> _Exercise instructions_
If a line in the entries contains the word "impanatura", list it.

> _Dataset extract_

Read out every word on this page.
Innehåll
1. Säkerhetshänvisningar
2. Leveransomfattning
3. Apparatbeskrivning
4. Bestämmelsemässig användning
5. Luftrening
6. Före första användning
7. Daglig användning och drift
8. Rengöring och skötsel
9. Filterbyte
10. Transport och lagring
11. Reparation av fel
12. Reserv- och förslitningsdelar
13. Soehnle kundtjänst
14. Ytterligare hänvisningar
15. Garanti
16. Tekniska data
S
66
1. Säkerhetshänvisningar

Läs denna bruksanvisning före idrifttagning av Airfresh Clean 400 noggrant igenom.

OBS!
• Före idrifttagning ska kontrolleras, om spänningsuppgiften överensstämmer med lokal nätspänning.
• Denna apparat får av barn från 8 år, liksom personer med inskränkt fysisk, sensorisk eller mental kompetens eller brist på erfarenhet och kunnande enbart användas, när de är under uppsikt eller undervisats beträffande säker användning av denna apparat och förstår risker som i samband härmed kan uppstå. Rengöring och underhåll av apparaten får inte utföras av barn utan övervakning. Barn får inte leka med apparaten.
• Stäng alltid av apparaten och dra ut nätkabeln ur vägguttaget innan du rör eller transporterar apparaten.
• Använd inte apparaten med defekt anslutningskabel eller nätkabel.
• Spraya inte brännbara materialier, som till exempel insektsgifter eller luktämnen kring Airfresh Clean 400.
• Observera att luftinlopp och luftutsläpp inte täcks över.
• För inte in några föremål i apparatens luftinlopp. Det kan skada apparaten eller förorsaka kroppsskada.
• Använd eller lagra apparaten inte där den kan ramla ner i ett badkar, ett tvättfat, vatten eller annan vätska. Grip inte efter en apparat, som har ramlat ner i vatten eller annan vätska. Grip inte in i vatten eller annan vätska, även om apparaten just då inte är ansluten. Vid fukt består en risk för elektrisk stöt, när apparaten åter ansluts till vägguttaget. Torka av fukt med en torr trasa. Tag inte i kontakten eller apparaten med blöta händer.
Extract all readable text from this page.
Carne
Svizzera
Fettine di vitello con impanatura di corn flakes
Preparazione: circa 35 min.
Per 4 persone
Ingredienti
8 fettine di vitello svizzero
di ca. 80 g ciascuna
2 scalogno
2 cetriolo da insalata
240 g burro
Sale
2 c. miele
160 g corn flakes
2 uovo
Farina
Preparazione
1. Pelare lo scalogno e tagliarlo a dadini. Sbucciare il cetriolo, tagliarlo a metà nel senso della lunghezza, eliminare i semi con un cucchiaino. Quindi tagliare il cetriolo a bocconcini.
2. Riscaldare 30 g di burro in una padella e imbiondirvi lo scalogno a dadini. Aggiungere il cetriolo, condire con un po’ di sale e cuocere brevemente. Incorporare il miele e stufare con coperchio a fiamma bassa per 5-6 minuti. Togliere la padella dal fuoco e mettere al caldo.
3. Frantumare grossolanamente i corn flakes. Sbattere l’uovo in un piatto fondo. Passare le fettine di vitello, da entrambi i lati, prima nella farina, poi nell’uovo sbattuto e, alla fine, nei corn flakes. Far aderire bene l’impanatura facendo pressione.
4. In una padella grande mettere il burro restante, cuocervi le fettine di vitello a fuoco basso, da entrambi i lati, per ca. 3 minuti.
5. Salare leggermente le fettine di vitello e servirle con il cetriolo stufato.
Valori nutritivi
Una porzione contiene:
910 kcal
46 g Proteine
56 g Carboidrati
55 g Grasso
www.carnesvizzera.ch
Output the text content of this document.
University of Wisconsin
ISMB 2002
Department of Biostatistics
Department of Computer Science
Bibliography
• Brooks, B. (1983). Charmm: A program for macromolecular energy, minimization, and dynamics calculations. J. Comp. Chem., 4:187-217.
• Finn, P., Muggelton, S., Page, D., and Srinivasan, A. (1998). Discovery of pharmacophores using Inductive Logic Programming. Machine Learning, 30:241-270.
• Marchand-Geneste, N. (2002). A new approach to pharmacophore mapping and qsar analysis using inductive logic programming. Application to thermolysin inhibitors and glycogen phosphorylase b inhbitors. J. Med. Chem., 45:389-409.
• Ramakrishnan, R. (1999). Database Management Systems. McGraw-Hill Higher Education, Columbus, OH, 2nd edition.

> _Written solution_
Fettine di vitello con impanatura di corn flakes
3. Frantumare grossolanamente i corn flakes. Sbattere l’uovo in un piatto fondo. Passare le fettine di vitello, da entrambi i lati, prima nella farina, poi nell’uovo sbattuto e, alla fine, nei corn flakes. Far aderire bene l’impanatura facendo pressione.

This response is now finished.